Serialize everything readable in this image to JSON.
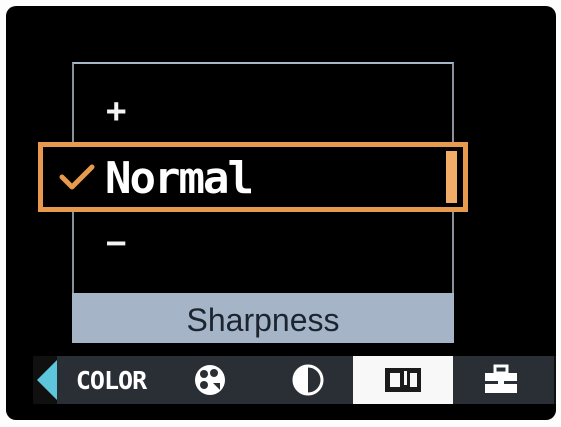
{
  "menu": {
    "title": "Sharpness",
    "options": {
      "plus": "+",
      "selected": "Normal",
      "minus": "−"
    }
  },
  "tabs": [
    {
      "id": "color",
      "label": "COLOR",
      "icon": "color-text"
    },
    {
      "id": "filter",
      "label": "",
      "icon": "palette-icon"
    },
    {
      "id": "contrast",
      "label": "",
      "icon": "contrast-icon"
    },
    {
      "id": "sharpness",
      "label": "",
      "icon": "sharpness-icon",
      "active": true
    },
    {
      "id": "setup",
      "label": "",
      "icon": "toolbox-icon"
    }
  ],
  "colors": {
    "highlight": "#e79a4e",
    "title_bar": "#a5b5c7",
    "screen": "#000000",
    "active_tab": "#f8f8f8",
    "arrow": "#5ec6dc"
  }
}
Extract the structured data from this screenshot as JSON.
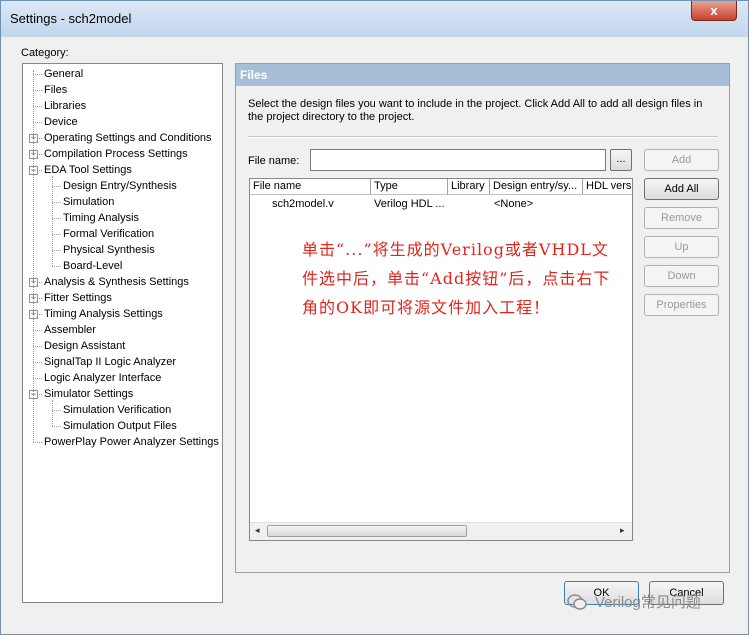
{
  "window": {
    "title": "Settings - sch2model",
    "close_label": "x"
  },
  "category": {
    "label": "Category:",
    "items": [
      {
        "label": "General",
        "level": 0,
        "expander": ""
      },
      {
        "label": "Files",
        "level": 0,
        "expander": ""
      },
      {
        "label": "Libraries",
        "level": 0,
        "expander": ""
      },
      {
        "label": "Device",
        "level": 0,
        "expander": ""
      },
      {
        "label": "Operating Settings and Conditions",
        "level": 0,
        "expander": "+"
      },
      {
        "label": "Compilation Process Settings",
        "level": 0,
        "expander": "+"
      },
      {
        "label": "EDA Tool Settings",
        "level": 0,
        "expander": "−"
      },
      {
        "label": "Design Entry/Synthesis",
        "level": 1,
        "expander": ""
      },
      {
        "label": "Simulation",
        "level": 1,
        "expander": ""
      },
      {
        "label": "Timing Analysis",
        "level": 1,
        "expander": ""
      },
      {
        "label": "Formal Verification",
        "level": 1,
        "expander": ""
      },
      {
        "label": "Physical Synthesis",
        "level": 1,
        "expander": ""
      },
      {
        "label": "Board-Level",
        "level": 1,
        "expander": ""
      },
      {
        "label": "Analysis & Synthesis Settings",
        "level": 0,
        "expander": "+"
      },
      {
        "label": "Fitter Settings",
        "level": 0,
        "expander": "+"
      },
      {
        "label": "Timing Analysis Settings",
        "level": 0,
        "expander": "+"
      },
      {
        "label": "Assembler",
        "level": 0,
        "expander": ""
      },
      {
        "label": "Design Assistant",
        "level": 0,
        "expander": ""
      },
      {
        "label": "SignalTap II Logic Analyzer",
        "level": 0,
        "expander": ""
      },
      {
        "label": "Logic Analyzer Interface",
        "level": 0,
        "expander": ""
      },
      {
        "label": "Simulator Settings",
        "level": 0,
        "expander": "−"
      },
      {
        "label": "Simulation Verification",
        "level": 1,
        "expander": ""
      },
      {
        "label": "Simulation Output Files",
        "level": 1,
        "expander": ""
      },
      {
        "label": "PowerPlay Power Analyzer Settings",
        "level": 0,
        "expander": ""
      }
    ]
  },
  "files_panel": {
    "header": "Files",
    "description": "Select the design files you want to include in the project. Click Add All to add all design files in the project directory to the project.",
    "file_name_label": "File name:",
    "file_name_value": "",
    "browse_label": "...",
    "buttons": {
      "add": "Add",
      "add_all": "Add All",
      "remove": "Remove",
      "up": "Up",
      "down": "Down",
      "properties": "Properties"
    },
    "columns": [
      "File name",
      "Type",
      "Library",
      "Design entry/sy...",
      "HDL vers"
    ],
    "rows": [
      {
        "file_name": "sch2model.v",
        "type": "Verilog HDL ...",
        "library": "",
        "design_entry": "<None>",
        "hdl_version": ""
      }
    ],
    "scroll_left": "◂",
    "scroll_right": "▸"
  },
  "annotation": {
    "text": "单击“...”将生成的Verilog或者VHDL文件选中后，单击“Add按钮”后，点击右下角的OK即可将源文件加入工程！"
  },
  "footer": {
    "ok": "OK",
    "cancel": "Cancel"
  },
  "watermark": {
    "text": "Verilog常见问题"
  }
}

## Directions
Reproduce the records above exactly, leaving out every picture they contain.

## Reply to the exercise
Serialize everything readable in this image to JSON.
{
  "menu": {
    "title": "Sharpness",
    "options": {
      "plus": "+",
      "selected": "Normal",
      "minus": "−"
    }
  },
  "tabs": [
    {
      "id": "color",
      "label": "COLOR",
      "icon": "color-text"
    },
    {
      "id": "filter",
      "label": "",
      "icon": "palette-icon"
    },
    {
      "id": "contrast",
      "label": "",
      "icon": "contrast-icon"
    },
    {
      "id": "sharpness",
      "label": "",
      "icon": "sharpness-icon",
      "active": true
    },
    {
      "id": "setup",
      "label": "",
      "icon": "toolbox-icon"
    }
  ],
  "colors": {
    "highlight": "#e79a4e",
    "title_bar": "#a5b5c7",
    "screen": "#000000",
    "active_tab": "#f8f8f8",
    "arrow": "#5ec6dc"
  }
}
Extract the structured data from this screenshot as JSON.
{
  "window": {
    "title": "Settings - sch2model",
    "close_label": "x"
  },
  "category": {
    "label": "Category:",
    "items": [
      {
        "label": "General",
        "level": 0,
        "expander": ""
      },
      {
        "label": "Files",
        "level": 0,
        "expander": ""
      },
      {
        "label": "Libraries",
        "level": 0,
        "expander": ""
      },
      {
        "label": "Device",
        "level": 0,
        "expander": ""
      },
      {
        "label": "Operating Settings and Conditions",
        "level": 0,
        "expander": "+"
      },
      {
        "label": "Compilation Process Settings",
        "level": 0,
        "expander": "+"
      },
      {
        "label": "EDA Tool Settings",
        "level": 0,
        "expander": "−"
      },
      {
        "label": "Design Entry/Synthesis",
        "level": 1,
        "expander": ""
      },
      {
        "label": "Simulation",
        "level": 1,
        "expander": ""
      },
      {
        "label": "Timing Analysis",
        "level": 1,
        "expander": ""
      },
      {
        "label": "Formal Verification",
        "level": 1,
        "expander": ""
      },
      {
        "label": "Physical Synthesis",
        "level": 1,
        "expander": ""
      },
      {
        "label": "Board-Level",
        "level": 1,
        "expander": ""
      },
      {
        "label": "Analysis & Synthesis Settings",
        "level": 0,
        "expander": "+"
      },
      {
        "label": "Fitter Settings",
        "level": 0,
        "expander": "+"
      },
      {
        "label": "Timing Analysis Settings",
        "level": 0,
        "expander": "+"
      },
      {
        "label": "Assembler",
        "level": 0,
        "expander": ""
      },
      {
        "label": "Design Assistant",
        "level": 0,
        "expander": ""
      },
      {
        "label": "SignalTap II Logic Analyzer",
        "level": 0,
        "expander": ""
      },
      {
        "label": "Logic Analyzer Interface",
        "level": 0,
        "expander": ""
      },
      {
        "label": "Simulator Settings",
        "level": 0,
        "expander": "−"
      },
      {
        "label": "Simulation Verification",
        "level": 1,
        "expander": ""
      },
      {
        "label": "Simulation Output Files",
        "level": 1,
        "expander": ""
      },
      {
        "label": "PowerPlay Power Analyzer Settings",
        "level": 0,
        "expander": ""
      }
    ]
  },
  "files_panel": {
    "header": "Files",
    "description": "Select the design files you want to include in the project. Click Add All to add all design files in the project directory to the project.",
    "file_name_label": "File name:",
    "file_name_value": "",
    "browse_label": "...",
    "buttons": {
      "add": "Add",
      "add_all": "Add All",
      "remove": "Remove",
      "up": "Up",
      "down": "Down",
      "properties": "Properties"
    },
    "columns": [
      "File name",
      "Type",
      "Library",
      "Design entry/sy...",
      "HDL vers"
    ],
    "rows": [
      {
        "file_name": "sch2model.v",
        "type": "Verilog HDL ...",
        "library": "",
        "design_entry": "<None>",
        "hdl_version": ""
      }
    ],
    "scroll_left": "◂",
    "scroll_right": "▸"
  },
  "annotation": {
    "text": "单击“...”将生成的Verilog或者VHDL文件选中后，单击“Add按钮”后，点击右下角的OK即可将源文件加入工程！"
  },
  "footer": {
    "ok": "OK",
    "cancel": "Cancel"
  },
  "watermark": {
    "text": "Verilog常见问题"
  }
}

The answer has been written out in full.